- _Estratto_:
L’Unidav ora va avanti senza l’ateneo slovacco

L’inchiesta sugli ammanchi, stop al contratto con il socio dell’università telematica E il Consiglio di Stato blocca un ricorso della Pegaso per le quote contese
CHIETI. L’inchiesta penale con l’ipotesi di un milione di euro di ammanchi dai conti dell’Unidav, soldi che sarebbero spariti a Chieti e che poi sarebbero ricomparsi sui conti di società estere, si intreccia a un contenzioso amministrativo per il possesso delle quote. È uno scontro giudiziario quello che ruota intorno all’ateneo telematico con sede a Torrevecchia Teatina. Finora, la certezza è una: l’università d’Annunzio non vuole più il socio privato dell’Unidav e il contratto con l’ateneo slovacco Sevs è finito in carta straccia dopo quasi tre anni di collaborazione.

- _Dati presentati_:
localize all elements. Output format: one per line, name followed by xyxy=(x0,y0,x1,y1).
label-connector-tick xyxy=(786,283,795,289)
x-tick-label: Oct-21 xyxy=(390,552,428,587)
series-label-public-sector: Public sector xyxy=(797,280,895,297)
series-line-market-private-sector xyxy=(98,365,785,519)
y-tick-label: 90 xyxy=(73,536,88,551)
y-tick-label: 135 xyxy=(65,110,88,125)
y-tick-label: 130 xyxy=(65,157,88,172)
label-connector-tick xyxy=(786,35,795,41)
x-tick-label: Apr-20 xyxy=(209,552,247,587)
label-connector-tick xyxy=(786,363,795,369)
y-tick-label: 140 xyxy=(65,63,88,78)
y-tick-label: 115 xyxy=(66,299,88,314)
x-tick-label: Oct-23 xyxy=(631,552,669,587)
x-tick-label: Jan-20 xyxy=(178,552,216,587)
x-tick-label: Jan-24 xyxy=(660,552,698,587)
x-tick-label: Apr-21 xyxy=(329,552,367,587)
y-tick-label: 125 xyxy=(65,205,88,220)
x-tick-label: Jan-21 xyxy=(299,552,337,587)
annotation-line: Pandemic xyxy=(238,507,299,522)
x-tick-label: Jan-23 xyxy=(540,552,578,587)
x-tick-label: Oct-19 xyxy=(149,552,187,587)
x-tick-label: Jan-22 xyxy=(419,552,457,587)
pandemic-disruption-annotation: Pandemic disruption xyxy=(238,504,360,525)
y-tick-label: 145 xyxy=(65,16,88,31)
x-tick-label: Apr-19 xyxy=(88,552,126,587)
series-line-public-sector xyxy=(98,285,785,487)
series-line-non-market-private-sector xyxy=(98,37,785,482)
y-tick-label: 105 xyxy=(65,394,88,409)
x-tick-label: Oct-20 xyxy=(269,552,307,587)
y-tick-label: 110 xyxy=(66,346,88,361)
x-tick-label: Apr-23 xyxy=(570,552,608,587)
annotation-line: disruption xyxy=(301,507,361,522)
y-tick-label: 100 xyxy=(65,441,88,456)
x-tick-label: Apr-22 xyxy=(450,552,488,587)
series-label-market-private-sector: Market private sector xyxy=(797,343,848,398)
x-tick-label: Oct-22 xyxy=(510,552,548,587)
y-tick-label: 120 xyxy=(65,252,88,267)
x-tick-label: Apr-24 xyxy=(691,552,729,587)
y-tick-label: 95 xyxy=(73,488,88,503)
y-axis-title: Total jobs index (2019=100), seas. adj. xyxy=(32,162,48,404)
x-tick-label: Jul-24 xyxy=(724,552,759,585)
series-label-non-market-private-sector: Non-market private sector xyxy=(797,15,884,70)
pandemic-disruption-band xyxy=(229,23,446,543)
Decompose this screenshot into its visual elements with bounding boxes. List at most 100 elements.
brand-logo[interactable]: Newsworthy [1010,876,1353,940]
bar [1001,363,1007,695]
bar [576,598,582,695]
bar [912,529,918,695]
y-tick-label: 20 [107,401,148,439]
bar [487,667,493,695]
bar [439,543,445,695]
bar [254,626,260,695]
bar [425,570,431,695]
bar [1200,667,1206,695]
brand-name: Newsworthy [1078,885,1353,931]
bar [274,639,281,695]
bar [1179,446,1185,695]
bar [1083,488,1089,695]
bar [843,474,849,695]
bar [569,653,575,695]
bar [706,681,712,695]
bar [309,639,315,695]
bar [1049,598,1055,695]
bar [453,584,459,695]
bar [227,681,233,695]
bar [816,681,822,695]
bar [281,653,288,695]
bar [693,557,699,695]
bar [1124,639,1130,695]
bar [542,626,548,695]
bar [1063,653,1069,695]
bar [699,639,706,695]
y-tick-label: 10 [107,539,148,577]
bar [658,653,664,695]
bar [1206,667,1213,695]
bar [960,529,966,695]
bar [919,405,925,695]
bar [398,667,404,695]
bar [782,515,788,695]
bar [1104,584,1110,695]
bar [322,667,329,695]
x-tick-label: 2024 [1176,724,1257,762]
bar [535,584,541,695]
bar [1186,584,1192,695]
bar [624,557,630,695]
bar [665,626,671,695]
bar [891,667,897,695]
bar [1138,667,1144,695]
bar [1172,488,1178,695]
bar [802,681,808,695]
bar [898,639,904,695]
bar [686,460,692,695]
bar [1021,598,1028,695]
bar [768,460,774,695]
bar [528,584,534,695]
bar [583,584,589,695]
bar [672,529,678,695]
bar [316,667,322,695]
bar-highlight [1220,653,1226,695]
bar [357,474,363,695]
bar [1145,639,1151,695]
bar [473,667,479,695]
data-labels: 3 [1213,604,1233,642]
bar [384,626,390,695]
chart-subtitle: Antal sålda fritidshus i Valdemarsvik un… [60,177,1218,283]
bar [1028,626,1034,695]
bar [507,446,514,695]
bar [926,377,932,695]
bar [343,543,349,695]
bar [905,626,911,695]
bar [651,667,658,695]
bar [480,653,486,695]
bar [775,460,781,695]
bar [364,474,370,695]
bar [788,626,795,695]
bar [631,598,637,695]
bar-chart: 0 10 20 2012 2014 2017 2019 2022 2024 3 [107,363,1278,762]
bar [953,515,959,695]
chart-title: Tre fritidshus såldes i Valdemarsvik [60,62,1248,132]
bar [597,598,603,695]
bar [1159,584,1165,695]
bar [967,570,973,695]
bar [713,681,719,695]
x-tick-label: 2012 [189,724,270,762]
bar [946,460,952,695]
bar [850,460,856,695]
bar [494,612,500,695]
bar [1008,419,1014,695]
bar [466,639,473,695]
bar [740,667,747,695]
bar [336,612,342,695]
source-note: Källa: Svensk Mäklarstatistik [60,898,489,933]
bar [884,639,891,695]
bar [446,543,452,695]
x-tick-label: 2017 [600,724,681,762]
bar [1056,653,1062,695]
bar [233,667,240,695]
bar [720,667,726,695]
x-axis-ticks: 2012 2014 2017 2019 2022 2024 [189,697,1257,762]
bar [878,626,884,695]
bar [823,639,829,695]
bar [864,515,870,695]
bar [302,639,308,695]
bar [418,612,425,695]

- _Esercizi da svolgere_:
A - Trascrivi il passo dell'articolo sull'Unidav che inizia con "L’inchiesta sugli ammanchi, stop" e termina con "anni di collaborazione.".
B - Elenca tutte le istituzioni e gli atenei chiamati per nome nell'articolo sull'Unidav.
C - Prosegui l'articolo sull'Unidav partendo dopo la sua ultima frase.
I dati costituiscono un materiale separato e indipendente dall'articolo.

- _Risposte per esercizio_:
A -
L’inchiesta sugli ammanchi, stop al contratto con il socio dell’università telematica E il Consiglio di Stato blocca un ricorso della Pegaso per le quote contese
CHIETI. L’inchiesta penale con l’ipotesi di un milione di euro di ammanchi dai conti dell’Unidav, soldi che sarebbero spariti a Chieti e che poi sarebbero ricomparsi sui conti di società estere, si intreccia a un contenzioso amministrativo per il possesso delle quote. È uno scontro giudiziario quello che ruota intorno all’ateneo telematico con sede a Torrevecchia Teatina. Finora, la certezza è una: l’università d’Annunzio non vuole più il socio privato dell’Unidav e il contratto con l’ateneo slovacco Sevs è finito in carta straccia dopo quasi tre anni di collaborazione.

B - Unidav, Consiglio di Stato, Pegaso, università d'Annunzio, Sevs

C -
DOPPIO FRONTE. Dopo perquisizioni, interrogatori e sequestri di documenti cartacei e computer, l’inchiesta aperta per appropriazione indebita e turbativa d’asta va avanti sottotraccia: da quasi un anno, carabinieri del nucleo investigativo e finanzieri del nucleo di polizia economico finanziaria, guidati dal pm Giancarlo Ciani, passano al setaccio la storia dell’Unidav; la causa per le quote contese, invece, è arrivata fino al Consiglio di Stato e, davanti ai massimi giudici amministrativi della sesta sezione, l’amministrazione del rettore Sergio Caputi e la fondazione d’Annunzio guidata da Luigi Capasso hanno confermato l’intenzione di fare fuori la Sevs. Una volontà – già messa in atto con due delibere del cda dell’università d’Annunzio risalenti al 24 aprile e al 1° giugno 2018 – ribadita nei verbali della causa al Consiglio di Stato.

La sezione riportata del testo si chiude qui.